Write each record again exactly as it stands.
-- START --
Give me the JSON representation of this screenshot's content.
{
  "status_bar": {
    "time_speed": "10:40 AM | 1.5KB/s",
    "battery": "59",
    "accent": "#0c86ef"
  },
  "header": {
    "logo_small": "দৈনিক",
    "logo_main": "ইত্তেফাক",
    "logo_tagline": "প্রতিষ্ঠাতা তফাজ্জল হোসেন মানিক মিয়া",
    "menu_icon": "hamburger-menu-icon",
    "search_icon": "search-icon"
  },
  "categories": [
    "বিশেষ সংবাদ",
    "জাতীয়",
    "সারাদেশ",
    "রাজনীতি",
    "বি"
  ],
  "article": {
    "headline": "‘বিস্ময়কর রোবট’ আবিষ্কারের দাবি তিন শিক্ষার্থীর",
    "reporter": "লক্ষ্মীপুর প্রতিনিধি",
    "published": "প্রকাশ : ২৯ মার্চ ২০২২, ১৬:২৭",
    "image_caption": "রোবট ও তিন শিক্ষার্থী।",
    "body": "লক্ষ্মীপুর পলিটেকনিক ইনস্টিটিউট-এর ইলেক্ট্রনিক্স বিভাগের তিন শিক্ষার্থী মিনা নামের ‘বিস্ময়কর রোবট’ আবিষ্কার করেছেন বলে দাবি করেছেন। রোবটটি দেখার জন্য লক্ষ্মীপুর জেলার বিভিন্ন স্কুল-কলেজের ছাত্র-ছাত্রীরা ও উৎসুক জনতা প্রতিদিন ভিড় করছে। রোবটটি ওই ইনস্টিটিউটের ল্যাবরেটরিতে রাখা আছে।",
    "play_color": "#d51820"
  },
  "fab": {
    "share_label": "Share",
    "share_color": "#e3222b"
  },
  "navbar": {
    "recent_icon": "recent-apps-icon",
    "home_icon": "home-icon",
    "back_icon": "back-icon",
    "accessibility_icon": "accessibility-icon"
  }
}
-- END --
*Task solution*:
Give me the JSON representation of this screenshot's content.
{
  "status_bar": {
    "time_speed": "10:40 AM | 1.5KB/s",
    "battery": "59",
    "accent": "#0c86ef"
  },
  "header": {
    "logo_small": "দৈনিক",
    "logo_main": "ইত্তেফাক",
    "logo_tagline": "প্রতিষ্ঠাতা তফাজ্জল হোসেন মানিক মিয়া",
    "menu_icon": "hamburger-menu-icon",
    "search_icon": "search-icon"
  },
  "categories": [
    "বিশেষ সংবাদ",
    "জাতীয়",
    "সারাদেশ",
    "রাজনীতি",
    "বি"
  ],
  "article": {
    "headline": "‘বিস্ময়কর রোবট’ আবিষ্কারের দাবি তিন শিক্ষার্থীর",
    "reporter": "লক্ষ্মীপুর প্রতিনিধি",
    "published": "প্রকাশ : ২৯ মার্চ ২০২২, ১৬:২৭",
    "image_caption": "রোবট ও তিন শিক্ষার্থী।",
    "body": "লক্ষ্মীপুর পলিটেকনিক ইনস্টিটিউট-এর ইলেক্ট্রনিক্স বিভাগের তিন শিক্ষার্থী মিনা নামের ‘বিস্ময়কর রোবট’ আবিষ্কার করেছেন বলে দাবি করেছেন। রোবটটি দেখার জন্য লক্ষ্মীপুর জেলার বিভিন্ন স্কুল-কলেজের ছাত্র-ছাত্রীরা ও উৎসুক জনতা প্রতিদিন ভিড় করছে। রোবটটি ওই ইনস্টিটিউটের ল্যাবরেটরিতে রাখা আছে।",
    "play_color": "#d51820"
  },
  "fab": {
    "share_label": "Share",
    "share_color": "#e3222b"
  },
  "navbar": {
    "recent_icon": "recent-apps-icon",
    "home_icon": "home-icon",
    "back_icon": "back-icon",
    "accessibility_icon": "accessibility-icon"
  }
}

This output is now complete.